*SHORT TASK:* Repeat all of the material below exactly as written, images excluded.

Records from a data collection
□ □ □ □ □
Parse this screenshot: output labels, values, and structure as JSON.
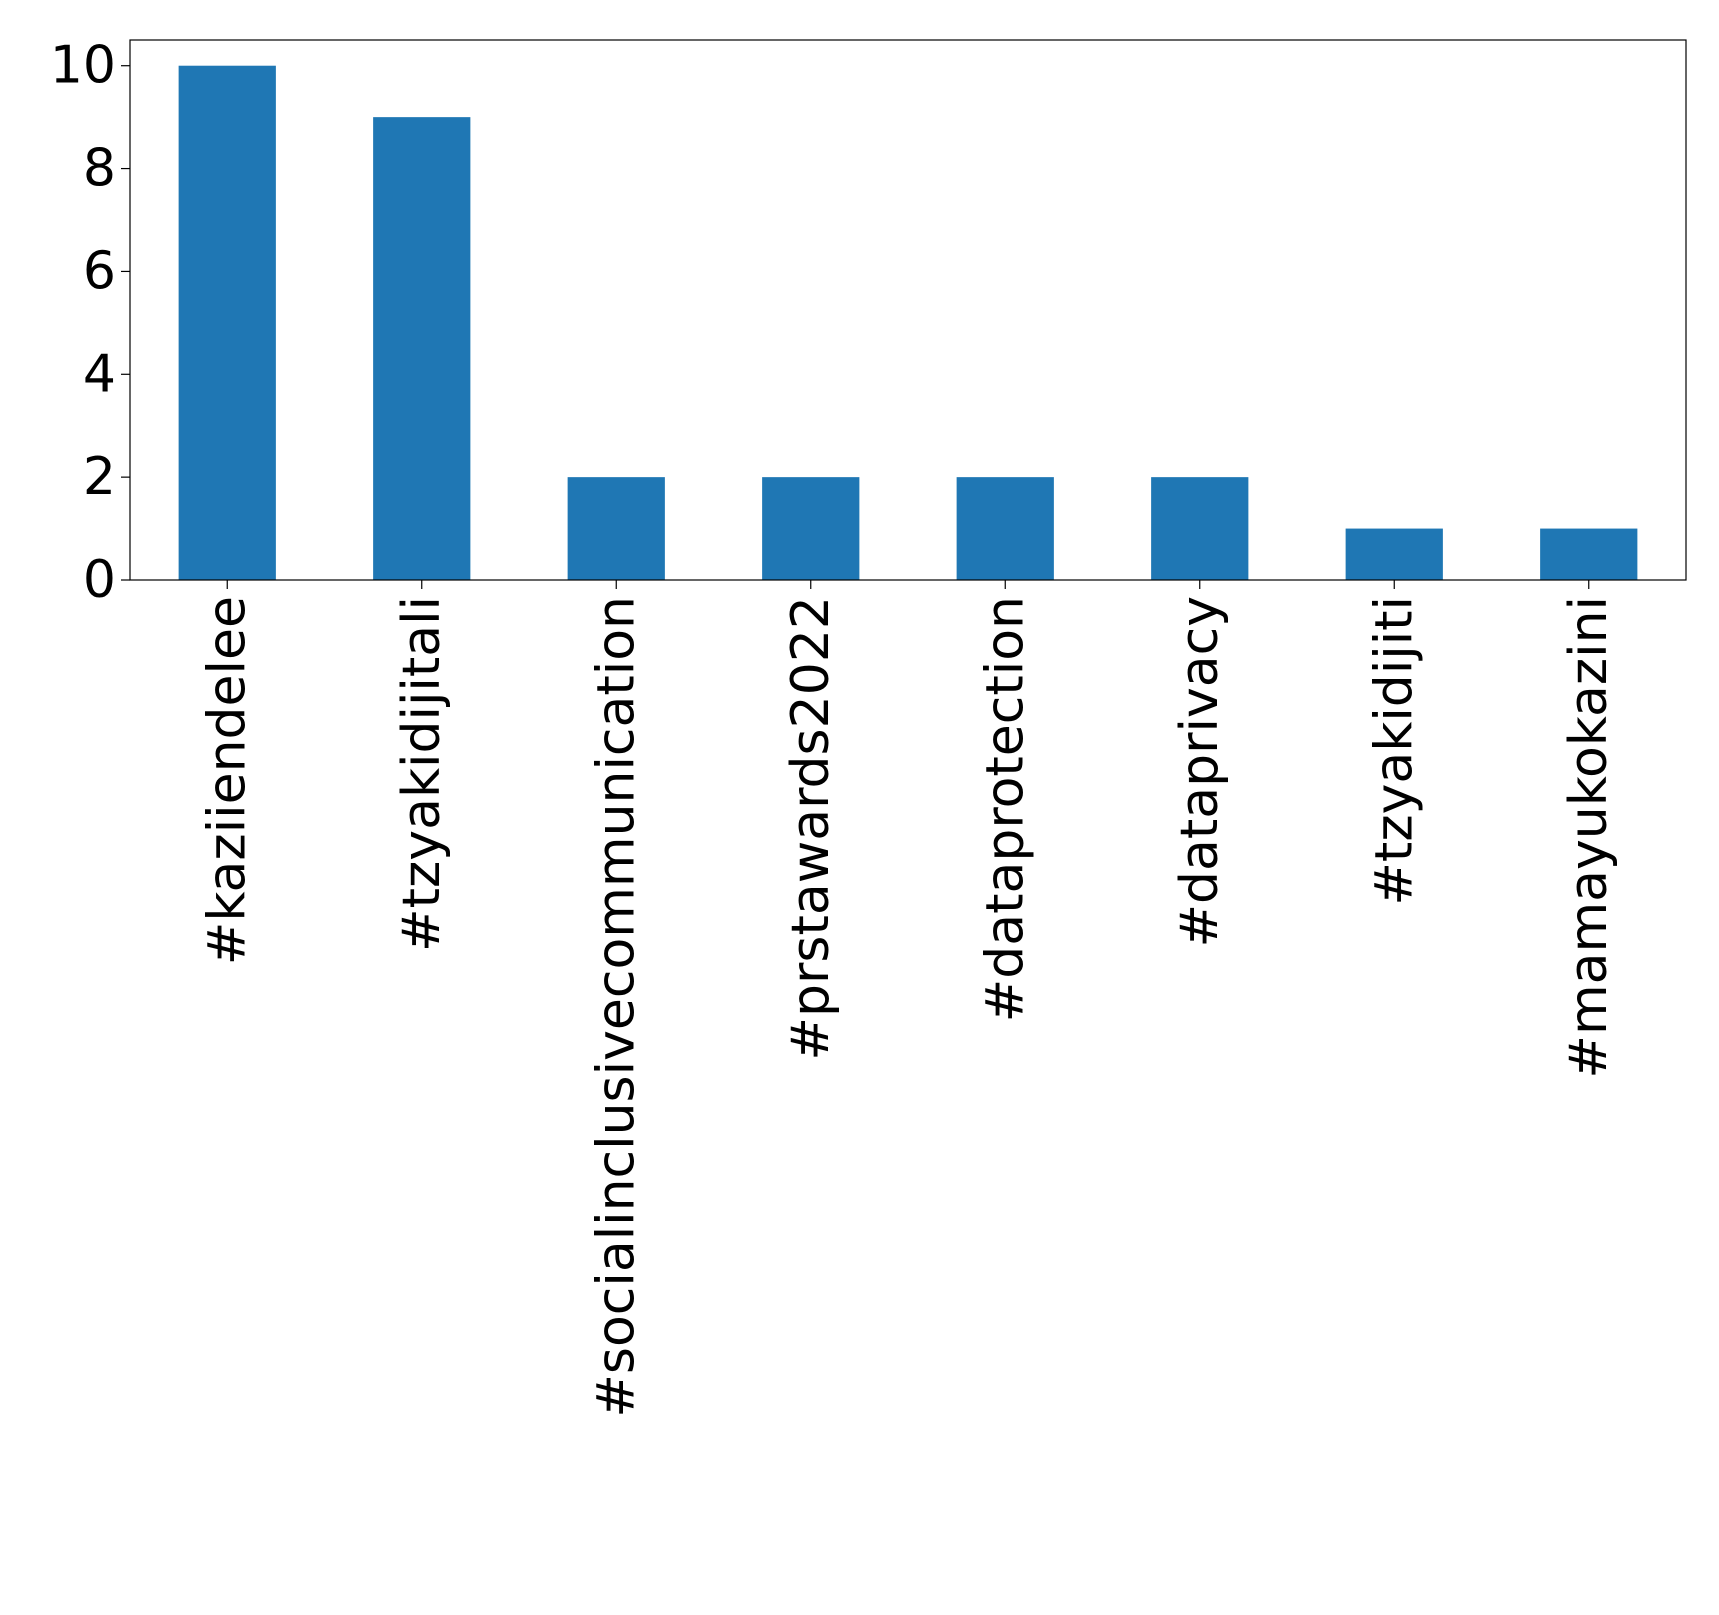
{
  "chart_data": {
    "type": "bar",
    "categories": [
      "#kaziiendelee",
      "#tzyakidijitali",
      "#socialinclusivecommunication",
      "#prstawards2022",
      "#dataprotection",
      "#dataprivacy",
      "#tzyakidijiti",
      "#mamayukokazini"
    ],
    "values": [
      10,
      9,
      2,
      2,
      2,
      2,
      1,
      1
    ],
    "ylim": [
      0,
      10.5
    ],
    "yticks": [
      0,
      2,
      4,
      6,
      8,
      10
    ],
    "title": "",
    "xlabel": "",
    "ylabel": "",
    "bar_color": "#1f77b4",
    "grid": false,
    "legend": "none"
  }
}
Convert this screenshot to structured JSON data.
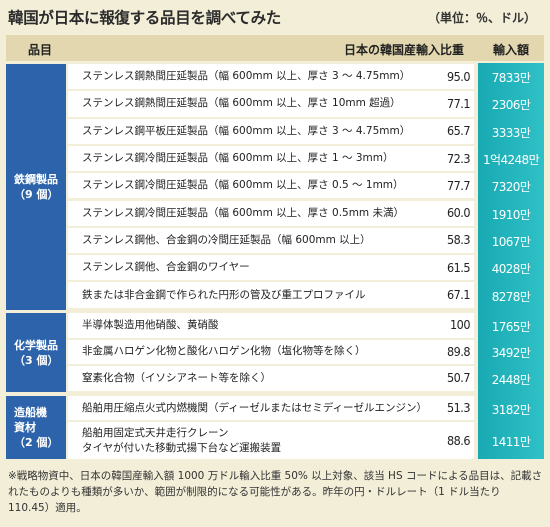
□ □ □ □ □
*WRITTEN ANSWER:*
Parse this screenshot: output labels, values, and structure as JSON.
{
  "chart_data": {
    "type": "bar",
    "categories": [
      "#kaziiendelee",
      "#tzyakidijitali",
      "#socialinclusivecommunication",
      "#prstawards2022",
      "#dataprotection",
      "#dataprivacy",
      "#tzyakidijiti",
      "#mamayukokazini"
    ],
    "values": [
      10,
      9,
      2,
      2,
      2,
      2,
      1,
      1
    ],
    "ylim": [
      0,
      10.5
    ],
    "yticks": [
      0,
      2,
      4,
      6,
      8,
      10
    ],
    "title": "",
    "xlabel": "",
    "ylabel": "",
    "bar_color": "#1f77b4",
    "grid": false,
    "legend": "none"
  }
}
Convert this screenshot to structured JSON data.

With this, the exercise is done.